Problems to solve
A – Name every location the drought passage lists with a precipitation deficit.
B – Reproduce the drought passage word for word, starting at "Lohmann added the" and ending at "years to come.".

Passage provided

It’s dry across the Northwest, but just how dry is making many take note. Marilyn Lohman, meteorologist with the National Weather Service said when it comes to precipitation deficits:

  • Wenatchee: 1 ½”-2”
  • Yakima: 2”-2 ½”
  • Pullman: 2”-3”
  • Tri-Cities: 3”
  • Central Oregon [Bend/Redmond]: 3”
  • Spokane: 5”

“But there is an area stretching from central Oregon through much of south-central and across eastern Washington that’s only gotten about 25%-50% of normal," Lohmann noted. "This is the largest precipitation deficit I’ve seen in 20 years.  You know, we have a lot of the area that has been included in D-3 and D-4, you know, the Exception Drought areas.”

Lohmann added the drought of 2021 is not like the drought of 2015, which was a snowpack drought; this year is a lack of rain. Lohmann said it’s still too early to say what records will be set when it comes to rainfall or lack thereof. But she’s confident 2021 will be discussed for years to come.

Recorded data
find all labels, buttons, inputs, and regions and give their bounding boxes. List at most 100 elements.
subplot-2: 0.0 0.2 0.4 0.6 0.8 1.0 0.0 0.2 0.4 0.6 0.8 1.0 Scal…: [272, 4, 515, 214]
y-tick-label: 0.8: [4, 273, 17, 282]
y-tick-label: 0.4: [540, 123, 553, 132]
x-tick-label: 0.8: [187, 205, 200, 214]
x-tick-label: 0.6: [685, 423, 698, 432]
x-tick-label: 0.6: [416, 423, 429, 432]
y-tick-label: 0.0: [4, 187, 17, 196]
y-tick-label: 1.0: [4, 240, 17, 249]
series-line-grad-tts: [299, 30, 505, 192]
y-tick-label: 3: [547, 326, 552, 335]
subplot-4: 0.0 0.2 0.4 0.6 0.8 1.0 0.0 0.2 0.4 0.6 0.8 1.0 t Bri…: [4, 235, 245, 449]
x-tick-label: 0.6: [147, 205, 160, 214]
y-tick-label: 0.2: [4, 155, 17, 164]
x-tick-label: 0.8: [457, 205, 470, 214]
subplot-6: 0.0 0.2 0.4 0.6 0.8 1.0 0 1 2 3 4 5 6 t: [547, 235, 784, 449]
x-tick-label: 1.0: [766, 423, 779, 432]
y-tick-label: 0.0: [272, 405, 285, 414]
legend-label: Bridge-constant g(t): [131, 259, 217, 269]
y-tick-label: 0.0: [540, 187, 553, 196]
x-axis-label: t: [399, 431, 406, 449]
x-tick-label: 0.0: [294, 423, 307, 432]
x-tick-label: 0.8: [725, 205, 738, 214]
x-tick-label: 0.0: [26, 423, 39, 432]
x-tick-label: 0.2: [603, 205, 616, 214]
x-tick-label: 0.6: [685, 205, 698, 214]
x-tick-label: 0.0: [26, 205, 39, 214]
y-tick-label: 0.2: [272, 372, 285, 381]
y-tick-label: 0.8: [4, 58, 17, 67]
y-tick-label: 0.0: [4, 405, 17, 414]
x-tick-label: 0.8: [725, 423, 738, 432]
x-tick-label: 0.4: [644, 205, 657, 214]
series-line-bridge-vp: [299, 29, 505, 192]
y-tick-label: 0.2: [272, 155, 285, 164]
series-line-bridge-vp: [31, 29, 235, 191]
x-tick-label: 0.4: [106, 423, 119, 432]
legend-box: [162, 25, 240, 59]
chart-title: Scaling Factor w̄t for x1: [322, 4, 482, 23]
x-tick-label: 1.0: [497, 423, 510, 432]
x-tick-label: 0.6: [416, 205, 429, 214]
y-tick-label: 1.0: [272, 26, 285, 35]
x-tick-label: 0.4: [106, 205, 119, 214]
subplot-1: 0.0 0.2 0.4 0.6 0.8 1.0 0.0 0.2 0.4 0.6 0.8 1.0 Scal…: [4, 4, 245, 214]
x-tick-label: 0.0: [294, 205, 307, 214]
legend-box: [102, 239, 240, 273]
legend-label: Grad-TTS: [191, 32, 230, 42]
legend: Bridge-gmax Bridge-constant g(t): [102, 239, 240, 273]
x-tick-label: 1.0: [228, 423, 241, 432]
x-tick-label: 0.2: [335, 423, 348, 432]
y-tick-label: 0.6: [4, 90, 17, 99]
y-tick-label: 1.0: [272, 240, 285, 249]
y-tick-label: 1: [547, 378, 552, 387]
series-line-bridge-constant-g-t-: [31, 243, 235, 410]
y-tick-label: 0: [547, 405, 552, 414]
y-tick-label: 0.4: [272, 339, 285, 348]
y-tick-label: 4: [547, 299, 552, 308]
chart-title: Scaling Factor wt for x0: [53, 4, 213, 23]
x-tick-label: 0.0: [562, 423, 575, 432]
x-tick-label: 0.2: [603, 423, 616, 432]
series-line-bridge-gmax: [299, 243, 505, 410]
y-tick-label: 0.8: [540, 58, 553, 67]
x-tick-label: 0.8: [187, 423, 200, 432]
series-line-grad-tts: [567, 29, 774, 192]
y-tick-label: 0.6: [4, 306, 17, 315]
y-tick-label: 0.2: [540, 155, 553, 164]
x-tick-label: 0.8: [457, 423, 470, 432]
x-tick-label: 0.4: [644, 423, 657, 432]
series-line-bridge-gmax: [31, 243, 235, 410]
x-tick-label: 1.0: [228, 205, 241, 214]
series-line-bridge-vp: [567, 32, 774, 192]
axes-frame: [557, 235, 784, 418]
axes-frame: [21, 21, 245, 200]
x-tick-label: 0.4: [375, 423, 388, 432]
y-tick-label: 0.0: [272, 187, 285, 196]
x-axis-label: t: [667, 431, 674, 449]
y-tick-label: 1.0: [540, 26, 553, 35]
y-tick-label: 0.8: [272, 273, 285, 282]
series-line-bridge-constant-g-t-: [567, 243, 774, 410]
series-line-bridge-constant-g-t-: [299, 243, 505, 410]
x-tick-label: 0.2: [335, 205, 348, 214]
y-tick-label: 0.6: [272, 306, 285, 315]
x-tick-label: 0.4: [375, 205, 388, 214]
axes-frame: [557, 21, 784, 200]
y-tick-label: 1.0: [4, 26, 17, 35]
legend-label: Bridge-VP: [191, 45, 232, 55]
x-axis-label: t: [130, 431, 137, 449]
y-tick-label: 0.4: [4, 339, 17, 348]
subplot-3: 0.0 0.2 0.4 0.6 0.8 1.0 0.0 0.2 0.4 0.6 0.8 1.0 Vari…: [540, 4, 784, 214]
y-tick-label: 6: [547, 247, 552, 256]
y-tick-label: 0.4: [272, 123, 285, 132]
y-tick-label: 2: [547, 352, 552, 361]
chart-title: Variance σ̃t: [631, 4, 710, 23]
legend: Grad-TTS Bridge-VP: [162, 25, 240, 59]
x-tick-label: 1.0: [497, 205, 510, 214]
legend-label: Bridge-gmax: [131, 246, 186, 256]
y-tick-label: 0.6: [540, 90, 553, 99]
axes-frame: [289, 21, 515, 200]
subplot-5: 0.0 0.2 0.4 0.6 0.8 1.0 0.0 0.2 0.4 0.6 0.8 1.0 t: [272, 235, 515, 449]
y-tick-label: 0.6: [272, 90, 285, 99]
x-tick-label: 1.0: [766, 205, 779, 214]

Task responses
A –
Wenatchee
Yakima
Pullman
Tri-Cities
Central Oregon [Bend/Redmond]
Spokane

B –
Lohmann added the drought of 2021 is not like the drought of 2015, which was a snowpack drought; this year is a lack of rain. Lohmann said it’s still too early to say what records will be set when it comes to rainfall or lack thereof. But she’s confident 2021 will be discussed for years to come.